*Исходный текст:*
↓↓↓

Развитие культуры, как и становление индивида
от его детства до взрослого состояния, является
плодом Эроса и Ананке, любви и труда;
можно даже сказать: скорее любви, чем труда,
поскольку необходимость объединяться в труде
с целью эксплуатации природы считают пустяком
по сравнению с либидозной связью, которая
сплачивает индивидов в единое социальное тело.
Кажется даже, что все тот же Эрос провоцирует
индивидуальное стремление к счастью и пытается
объединять людей во все более обширные группы.
В таком случае мы сталкиваемся с парадоксом:
культура как организованная борьба с природой
наделяет человека могуществом, каким некогда
были наделены боги; но богоподобие делает
человека неудовлетворенным - неудовлетворенным
в цивилизации... Почему? На основе этой

"общей" эротики можно лишь разглядеть некоторую
напряженность между индивидом и обществом,
а не значительный конфликт, составляющий
трагедию культуры; например, безапелляционно
утверждают, что семейная связь препятствует
собственному развитию в более обширные
группы; для каждого юноши переход из одной
группы в другую с необходимостью является разрывом
с самыми древними и самыми жесткими
связями; понятно также, что в женской сексуальности
есть нечто такое, что сопротивляется переносу
сексуальных особенностей на либидозные
энергии социальной связи. Можно пойти еще
дальше, углубляясь в конфликтные ситуации,
но мы, однако, не встретим здесь радикальных
противоречий: культура, как известно, требует
жертв в удовлетворении любой сексуальности,
какими являются запрет инцеста, контроль за инфантильной
сексуальностью; со своей стороны
либидо всеми своими инерционными силами сопротивляется
направлению сексуальности в узаконенные
русла, соответствующие моногамии,
выдвижению требований продолжения рода и т.п.
Но, как бы ни были тяжелы эти жертвы и безвыходны
эти конфликты, они еще не образуют настоящих
антагонизмов. Более того, мы можем
сказать, что, с одной стороны, либидо всеми силами
собственной инерции сопротивляется задаче,
которую выдвигает перед ним культура, чтобы
оно покинуло свои позиции; с другой стороны,
либидозная связь общества питается энергией,
взимаемой с сексуальности вплоть до угрозы ее
атрофии. Но все это так мало "трагично", что мы
можем мечтать о каком-никаком примирении или

7" 195

соглашении между индивидуальным либидо и социальной
связью.

Но с новой силой встает все тот же вопрос: почему
человек в своем стремлении к счастью терпит
неудачу? почему он не удовлетворен как
культурное существо?

Именно здесь анализ изменяет свое направление:
теперь перед человеком ставится абсурдная
задача - любить ближнего своего как себя самого,
невыполнимое требование - возлюбить врагов
своих, опасное приказание - расточающее
любовь, отдающее приоритет злым людям, ведущее
к потере целомудрия, к какому само же взывает.

↑↑↑

*Материал:*
↓↓↓

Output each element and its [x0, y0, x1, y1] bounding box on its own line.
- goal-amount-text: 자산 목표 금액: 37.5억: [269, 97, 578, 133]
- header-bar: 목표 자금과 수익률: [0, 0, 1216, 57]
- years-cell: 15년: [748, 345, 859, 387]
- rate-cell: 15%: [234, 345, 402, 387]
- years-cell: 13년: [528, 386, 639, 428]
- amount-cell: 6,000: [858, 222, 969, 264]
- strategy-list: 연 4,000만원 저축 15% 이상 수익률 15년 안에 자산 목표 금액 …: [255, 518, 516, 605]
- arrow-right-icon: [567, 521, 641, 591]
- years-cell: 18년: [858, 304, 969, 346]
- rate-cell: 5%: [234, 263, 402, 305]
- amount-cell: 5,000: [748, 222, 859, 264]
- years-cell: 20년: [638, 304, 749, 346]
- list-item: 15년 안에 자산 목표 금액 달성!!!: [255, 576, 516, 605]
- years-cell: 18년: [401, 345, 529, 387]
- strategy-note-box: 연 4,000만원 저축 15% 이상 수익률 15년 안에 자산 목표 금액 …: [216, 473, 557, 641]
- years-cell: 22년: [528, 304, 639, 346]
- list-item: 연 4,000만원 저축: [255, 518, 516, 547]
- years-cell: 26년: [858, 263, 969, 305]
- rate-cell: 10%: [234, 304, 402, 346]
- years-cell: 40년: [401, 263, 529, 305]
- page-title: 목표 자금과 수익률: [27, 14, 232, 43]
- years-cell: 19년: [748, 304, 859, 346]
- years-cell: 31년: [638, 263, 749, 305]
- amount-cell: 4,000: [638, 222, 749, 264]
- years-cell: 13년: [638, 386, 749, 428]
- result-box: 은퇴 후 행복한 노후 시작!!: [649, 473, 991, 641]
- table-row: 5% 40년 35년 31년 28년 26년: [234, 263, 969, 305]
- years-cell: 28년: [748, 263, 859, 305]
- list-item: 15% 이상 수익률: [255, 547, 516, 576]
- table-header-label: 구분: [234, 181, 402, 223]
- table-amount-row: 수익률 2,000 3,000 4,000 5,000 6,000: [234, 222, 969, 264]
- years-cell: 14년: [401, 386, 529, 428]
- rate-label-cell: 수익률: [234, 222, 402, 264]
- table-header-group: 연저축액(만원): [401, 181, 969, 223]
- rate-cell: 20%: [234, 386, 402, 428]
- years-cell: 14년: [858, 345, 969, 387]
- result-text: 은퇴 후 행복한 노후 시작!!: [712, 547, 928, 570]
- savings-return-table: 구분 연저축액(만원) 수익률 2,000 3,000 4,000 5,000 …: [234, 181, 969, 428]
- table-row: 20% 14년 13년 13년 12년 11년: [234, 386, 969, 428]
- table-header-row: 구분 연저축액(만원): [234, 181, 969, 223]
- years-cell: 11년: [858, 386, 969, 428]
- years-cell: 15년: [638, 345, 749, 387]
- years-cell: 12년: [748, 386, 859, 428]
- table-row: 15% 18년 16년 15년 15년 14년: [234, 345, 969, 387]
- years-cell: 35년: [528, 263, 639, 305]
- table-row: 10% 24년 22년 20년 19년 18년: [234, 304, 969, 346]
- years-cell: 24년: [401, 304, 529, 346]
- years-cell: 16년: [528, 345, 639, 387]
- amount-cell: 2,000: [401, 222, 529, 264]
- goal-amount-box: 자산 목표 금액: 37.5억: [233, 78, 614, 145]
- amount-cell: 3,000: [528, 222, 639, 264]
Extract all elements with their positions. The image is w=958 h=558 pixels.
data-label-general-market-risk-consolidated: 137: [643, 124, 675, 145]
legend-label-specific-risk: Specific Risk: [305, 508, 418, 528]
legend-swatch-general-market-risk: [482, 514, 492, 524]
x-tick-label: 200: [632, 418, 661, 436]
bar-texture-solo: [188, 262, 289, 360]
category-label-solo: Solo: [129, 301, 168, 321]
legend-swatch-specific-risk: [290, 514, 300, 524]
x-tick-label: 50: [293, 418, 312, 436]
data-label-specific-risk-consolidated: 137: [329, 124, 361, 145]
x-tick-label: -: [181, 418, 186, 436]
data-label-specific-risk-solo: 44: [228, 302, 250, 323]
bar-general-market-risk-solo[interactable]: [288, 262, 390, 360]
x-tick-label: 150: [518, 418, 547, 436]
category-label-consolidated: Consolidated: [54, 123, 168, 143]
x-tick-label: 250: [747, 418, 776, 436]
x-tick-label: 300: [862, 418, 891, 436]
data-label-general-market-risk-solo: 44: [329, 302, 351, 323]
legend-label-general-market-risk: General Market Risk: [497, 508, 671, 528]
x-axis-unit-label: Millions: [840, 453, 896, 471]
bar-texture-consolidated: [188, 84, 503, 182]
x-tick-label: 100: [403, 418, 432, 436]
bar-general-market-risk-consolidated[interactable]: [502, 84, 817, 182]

↑↑↑

*Задание A:*
Сократите абзац отрывка о культуре и Эросе, начинающийся словами «Развитие культуры, как и становление индивида», и изложите его списком, сохранив главные утверждения.
*Задание B:*
Допишите продолжение отрывка о культуре и Эросе, начиная сразу после его последнего предложения.
Строки — отдельный материал, с отрывком о культуре и Эросе они не связаны.

*Ответ A:*
- Культура и становление индивида возникают из Эроса и Ананке, то есть из любви и труда, но скорее из любви. Объединение в труде ради эксплуатации природы считают пустяком рядом с либидозной связью, которая сплачивает индивидов в единое социальное тело.
- Эрос, по-видимому, побуждает человека стремиться к счастью и объединяет людей во всё более обширные группы.
- Отсюда парадокс: культура даёт человеку могущество, каким некогда обладали боги, но богоподобие оставляет его неудовлетворенным в цивилизации.
- «Общая» эротика объясняет лишь напряженность между индивидом и обществом, но не трагедию культуры. Семейная связь мешает переходу в более обширные группы. Для юноши такой переход означает разрыв с самыми древними связями. Женская сексуальность сопротивляется переносу на социальную связь.
- Культура требует жертв, например запрета инцеста и контроля за инфантильной сексуальностью. Либидо сопротивляется узаконенным руслам: моногамии и требованию продолжения рода.
- Эти конфликты еще не настоящие антагонизмы. Либидо противится задачам культуры силой инерции, а социальная связь питается энергией сексуальности вплоть до угрозы ее атрофии. Всё это настолько мало «трагично», что можно надеяться на примирение индивидуального либидо и социальной связи.

*Ответ B:*
Но истина, скрывающаяся за этим безрассудным
императивом, есть безрассудство импульса,
ускользающего от заурядной эротики. "Определенная
часть истины, которая прячет все это
и которую мы охотно отвергаем, состоит в следующем:
человек не является более добродушным
существом, чье сердце жаждет любви, о котором
говорят, что оно защищается, если атакует; напротив,
человек - это существо, которое должно
осознавать, что в его инстинктах содержится
большая доля агрессивности... На деле человек
стремится удовлетворить свою потребность в агрессии,
нападая на своего ближнего, беспощадно
эксплуатировать его способность к труду, использовать
его в сексуальном плане без его согласия,
присваивать себе его блага, унижать его, причинять
ему страдания, мучить его и убивать".

Импульс, который руководит отношением человека
к человеку и требует, чтобы общество
в силу неумолимого чувства справедливости восставало
против него, - это, как известно, импульс

смерти, изначальная враждебность человека человеку.


С признанием импульса смерти вся экономика
перестраивается. В то время как "социальная эротика"
могла со всей строгостью выступать в качестве
расширения сексуальной эротики, вытеснения
объекта или сублимации цели, удвоение Эроса
и смерти в плане культуры не может более
трактоваться как расширение конфликта, который
мы с большим успехом познаем, если речь
идет об отдельном индивиде; напротив, трагизм
культуры служит показателем того антагонизма,
который, в случае с конкретной жизнью и индивидуальной
психикой, остается малозаметным
и двусмысленным. Разумеется, Фрейд. развивает
свое учение об импульсе смерти начиная с 20-х
годов ("По ту сторону принципа удовольствия"),
в рамках биологии, не выделяя социального аспекта
агрессивности. Но, несмотря на свою экспериментальную
основу (невроз повторения, детская
игривость, стремление вновь пережить тяжелые
моменты и т.п.), эта теория носила характер
авантюры и спекуляции. В 1930 году Фрейд
более отчетливо увидел, что импульс смерти остается
скрытым в "живом" человеке и что он
проявляется только в своем социальном выражении
агрессивности и разрушения. Именно в этом
смысле мы сказали выше, что интерпретация
культуры выявляет антагонизм импульсов.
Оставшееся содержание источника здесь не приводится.